◆ **Given problem**
List each line in which the string "Worldwide" appears.

------ Records for this exercise ------

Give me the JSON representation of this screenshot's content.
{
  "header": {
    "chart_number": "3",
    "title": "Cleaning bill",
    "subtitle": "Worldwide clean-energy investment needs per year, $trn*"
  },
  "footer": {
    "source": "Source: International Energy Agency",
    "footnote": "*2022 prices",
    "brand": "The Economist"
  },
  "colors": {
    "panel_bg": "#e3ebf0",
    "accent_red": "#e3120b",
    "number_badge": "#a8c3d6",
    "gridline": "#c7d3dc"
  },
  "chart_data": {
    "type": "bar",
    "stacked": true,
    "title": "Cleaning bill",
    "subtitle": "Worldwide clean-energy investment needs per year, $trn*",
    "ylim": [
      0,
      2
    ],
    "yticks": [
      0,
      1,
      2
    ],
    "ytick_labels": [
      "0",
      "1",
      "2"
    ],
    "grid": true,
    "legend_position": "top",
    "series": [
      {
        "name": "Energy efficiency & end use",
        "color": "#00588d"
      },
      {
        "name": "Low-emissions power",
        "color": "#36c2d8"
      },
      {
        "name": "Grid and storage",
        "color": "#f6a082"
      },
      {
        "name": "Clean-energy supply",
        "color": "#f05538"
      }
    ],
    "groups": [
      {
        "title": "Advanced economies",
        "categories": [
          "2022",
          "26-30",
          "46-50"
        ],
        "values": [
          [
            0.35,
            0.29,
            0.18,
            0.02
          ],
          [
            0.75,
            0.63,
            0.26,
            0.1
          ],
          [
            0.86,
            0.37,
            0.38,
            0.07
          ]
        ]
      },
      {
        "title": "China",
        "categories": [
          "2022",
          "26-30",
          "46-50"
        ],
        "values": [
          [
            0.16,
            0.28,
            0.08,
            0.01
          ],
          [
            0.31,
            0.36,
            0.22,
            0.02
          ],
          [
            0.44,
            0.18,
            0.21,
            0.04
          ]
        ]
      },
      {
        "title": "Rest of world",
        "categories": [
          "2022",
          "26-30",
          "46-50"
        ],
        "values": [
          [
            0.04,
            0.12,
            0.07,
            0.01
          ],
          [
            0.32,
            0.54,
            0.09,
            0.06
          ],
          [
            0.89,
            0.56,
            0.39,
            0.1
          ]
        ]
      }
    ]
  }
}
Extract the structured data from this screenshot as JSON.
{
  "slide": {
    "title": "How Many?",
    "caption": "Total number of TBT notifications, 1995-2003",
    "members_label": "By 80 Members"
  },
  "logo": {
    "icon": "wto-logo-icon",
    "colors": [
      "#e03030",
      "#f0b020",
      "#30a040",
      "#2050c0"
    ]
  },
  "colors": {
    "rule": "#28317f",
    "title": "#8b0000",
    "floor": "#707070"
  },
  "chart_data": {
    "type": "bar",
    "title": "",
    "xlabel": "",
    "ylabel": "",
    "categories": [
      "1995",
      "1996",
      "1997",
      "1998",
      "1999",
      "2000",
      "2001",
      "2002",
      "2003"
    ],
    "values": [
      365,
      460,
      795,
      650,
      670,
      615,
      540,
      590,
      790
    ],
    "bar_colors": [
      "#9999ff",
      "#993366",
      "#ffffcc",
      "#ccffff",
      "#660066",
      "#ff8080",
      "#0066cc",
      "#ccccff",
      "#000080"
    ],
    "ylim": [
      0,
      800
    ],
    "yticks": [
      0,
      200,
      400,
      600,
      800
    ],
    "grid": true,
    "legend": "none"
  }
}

------

◆ **Correct result**
    "subtitle": "Worldwide clean-energy investment needs per year, $trn*"
    "subtitle": "Worldwide clean-energy investment needs per year, $trn*",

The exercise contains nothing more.